Restate word for word the lines from the one containing "Type out the text in this image." through the end of the listing below, with both ends included.
-- start PROVIDED RECORDS --
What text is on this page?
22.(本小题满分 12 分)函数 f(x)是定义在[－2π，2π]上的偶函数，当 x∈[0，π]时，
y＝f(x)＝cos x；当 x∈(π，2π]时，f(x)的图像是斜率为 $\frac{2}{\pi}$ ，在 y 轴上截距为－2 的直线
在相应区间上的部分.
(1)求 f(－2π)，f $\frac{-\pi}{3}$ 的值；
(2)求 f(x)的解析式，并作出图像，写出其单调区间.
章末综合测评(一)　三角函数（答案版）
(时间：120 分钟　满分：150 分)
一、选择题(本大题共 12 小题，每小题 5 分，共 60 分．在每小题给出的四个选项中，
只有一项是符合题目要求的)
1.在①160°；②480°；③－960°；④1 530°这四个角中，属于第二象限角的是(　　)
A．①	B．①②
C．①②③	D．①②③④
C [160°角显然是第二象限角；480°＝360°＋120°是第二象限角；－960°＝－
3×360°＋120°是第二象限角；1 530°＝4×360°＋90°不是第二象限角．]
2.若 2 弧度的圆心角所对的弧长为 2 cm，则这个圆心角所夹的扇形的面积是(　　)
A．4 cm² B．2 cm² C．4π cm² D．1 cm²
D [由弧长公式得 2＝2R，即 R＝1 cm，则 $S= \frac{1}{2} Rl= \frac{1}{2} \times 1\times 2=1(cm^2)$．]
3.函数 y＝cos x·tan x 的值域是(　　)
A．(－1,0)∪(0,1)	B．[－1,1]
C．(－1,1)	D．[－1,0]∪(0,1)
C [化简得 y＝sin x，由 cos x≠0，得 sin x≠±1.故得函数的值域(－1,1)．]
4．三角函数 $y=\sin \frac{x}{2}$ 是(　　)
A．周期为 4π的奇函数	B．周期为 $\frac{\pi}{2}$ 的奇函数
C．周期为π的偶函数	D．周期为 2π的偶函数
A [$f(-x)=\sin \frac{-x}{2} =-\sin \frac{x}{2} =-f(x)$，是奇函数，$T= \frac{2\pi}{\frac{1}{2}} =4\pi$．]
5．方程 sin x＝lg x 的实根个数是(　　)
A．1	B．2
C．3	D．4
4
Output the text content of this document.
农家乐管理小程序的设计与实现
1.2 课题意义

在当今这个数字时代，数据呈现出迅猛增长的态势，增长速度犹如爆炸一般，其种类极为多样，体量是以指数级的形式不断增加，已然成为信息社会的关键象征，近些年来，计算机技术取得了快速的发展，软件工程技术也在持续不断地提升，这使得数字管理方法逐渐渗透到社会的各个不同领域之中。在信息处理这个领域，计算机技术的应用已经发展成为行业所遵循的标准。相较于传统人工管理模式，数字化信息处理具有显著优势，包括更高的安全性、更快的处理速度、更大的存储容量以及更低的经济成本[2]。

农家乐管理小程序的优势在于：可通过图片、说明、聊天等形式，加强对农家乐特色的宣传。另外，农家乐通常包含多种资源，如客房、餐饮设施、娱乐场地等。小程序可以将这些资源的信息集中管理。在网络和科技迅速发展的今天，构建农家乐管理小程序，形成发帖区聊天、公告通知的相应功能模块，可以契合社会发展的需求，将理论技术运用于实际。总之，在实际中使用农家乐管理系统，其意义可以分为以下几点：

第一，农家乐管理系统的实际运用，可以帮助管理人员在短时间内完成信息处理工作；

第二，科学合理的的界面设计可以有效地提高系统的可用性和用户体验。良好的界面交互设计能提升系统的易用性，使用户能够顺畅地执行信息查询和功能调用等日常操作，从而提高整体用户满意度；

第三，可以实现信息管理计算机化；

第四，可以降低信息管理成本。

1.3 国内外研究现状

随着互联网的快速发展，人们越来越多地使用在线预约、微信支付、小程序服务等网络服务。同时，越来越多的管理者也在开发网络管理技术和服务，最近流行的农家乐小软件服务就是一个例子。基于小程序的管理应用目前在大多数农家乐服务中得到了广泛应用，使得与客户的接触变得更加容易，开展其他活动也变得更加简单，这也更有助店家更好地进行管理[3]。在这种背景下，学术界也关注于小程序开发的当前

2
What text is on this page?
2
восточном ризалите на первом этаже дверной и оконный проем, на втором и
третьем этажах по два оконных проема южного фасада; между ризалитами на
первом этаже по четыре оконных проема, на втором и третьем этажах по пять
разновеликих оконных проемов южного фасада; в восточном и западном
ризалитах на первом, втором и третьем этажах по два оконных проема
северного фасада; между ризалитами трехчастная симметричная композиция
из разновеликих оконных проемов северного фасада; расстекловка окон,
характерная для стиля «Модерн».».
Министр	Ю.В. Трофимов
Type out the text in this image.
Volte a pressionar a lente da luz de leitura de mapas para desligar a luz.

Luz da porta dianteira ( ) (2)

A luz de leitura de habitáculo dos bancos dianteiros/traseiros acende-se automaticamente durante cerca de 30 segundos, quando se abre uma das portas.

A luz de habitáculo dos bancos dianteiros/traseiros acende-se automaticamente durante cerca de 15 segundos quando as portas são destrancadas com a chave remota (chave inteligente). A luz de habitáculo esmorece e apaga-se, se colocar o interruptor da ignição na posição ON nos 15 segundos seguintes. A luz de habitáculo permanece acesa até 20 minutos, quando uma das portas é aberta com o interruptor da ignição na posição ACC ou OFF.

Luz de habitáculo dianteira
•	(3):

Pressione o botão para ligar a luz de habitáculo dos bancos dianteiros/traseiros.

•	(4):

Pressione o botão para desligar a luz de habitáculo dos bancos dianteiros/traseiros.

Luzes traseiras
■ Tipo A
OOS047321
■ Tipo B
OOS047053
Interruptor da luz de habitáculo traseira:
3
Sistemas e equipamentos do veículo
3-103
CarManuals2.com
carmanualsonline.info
-- end PROVIDED RECORDS --
▸ **RESULT**
Type out the text in this image.
Volte a pressionar a lente da luz de leitura de mapas para desligar a luz.

Luz da porta dianteira ( ) (2)

A luz de leitura de habitáculo dos bancos dianteiros/traseiros acende-se automaticamente durante cerca de 30 segundos, quando se abre uma das portas.

A luz de habitáculo dos bancos dianteiros/traseiros acende-se automaticamente durante cerca de 15 segundos quando as portas são destrancadas com a chave remota (chave inteligente). A luz de habitáculo esmorece e apaga-se, se colocar o interruptor da ignição na posição ON nos 15 segundos seguintes. A luz de habitáculo permanece acesa até 20 minutos, quando uma das portas é aberta com o interruptor da ignição na posição ACC ou OFF.

Luz de habitáculo dianteira
•	(3):

Pressione o botão para ligar a luz de habitáculo dos bancos dianteiros/traseiros.

•	(4):

Pressione o botão para desligar a luz de habitáculo dos bancos dianteiros/traseiros.

Luzes traseiras
■ Tipo A
OOS047321
■ Tipo B
OOS047053
Interruptor da luz de habitáculo traseira:
3
Sistemas e equipamentos do veículo
3-103
CarManuals2.com
carmanualsonline.info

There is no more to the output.